# Short exercise:
Transcribe all the entries word for word, but omit the images.

[Items listed in a dataset]
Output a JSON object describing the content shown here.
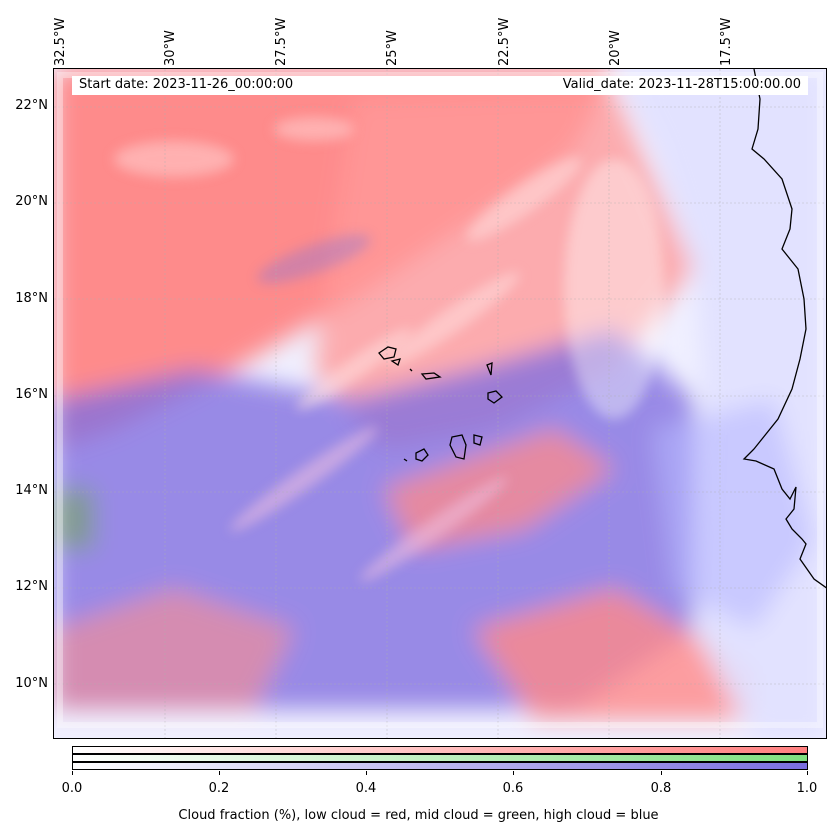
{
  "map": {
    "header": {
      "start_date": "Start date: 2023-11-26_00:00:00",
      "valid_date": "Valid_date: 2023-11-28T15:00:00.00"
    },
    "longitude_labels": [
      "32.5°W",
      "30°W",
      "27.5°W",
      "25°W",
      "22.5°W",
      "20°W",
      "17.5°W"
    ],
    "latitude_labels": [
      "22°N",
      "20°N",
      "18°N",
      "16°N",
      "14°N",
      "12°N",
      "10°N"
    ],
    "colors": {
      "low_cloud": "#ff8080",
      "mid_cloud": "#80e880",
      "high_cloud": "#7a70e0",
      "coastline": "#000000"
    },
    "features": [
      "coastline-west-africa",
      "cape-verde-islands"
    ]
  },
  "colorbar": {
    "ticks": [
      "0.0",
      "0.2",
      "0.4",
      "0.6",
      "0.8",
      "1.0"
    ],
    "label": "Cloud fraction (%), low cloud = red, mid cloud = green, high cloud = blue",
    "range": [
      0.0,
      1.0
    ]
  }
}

# The response:
Output a JSON object describing the content shown here.
{
  "map": {
    "header": {
      "start_date": "Start date: 2023-11-26_00:00:00",
      "valid_date": "Valid_date: 2023-11-28T15:00:00.00"
    },
    "longitude_labels": [
      "32.5°W",
      "30°W",
      "27.5°W",
      "25°W",
      "22.5°W",
      "20°W",
      "17.5°W"
    ],
    "latitude_labels": [
      "22°N",
      "20°N",
      "18°N",
      "16°N",
      "14°N",
      "12°N",
      "10°N"
    ],
    "colors": {
      "low_cloud": "#ff8080",
      "mid_cloud": "#80e880",
      "high_cloud": "#7a70e0",
      "coastline": "#000000"
    },
    "features": [
      "coastline-west-africa",
      "cape-verde-islands"
    ]
  },
  "colorbar": {
    "ticks": [
      "0.0",
      "0.2",
      "0.4",
      "0.6",
      "0.8",
      "1.0"
    ],
    "label": "Cloud fraction (%), low cloud = red, mid cloud = green, high cloud = blue",
    "range": [
      0.0,
      1.0
    ]
  }
}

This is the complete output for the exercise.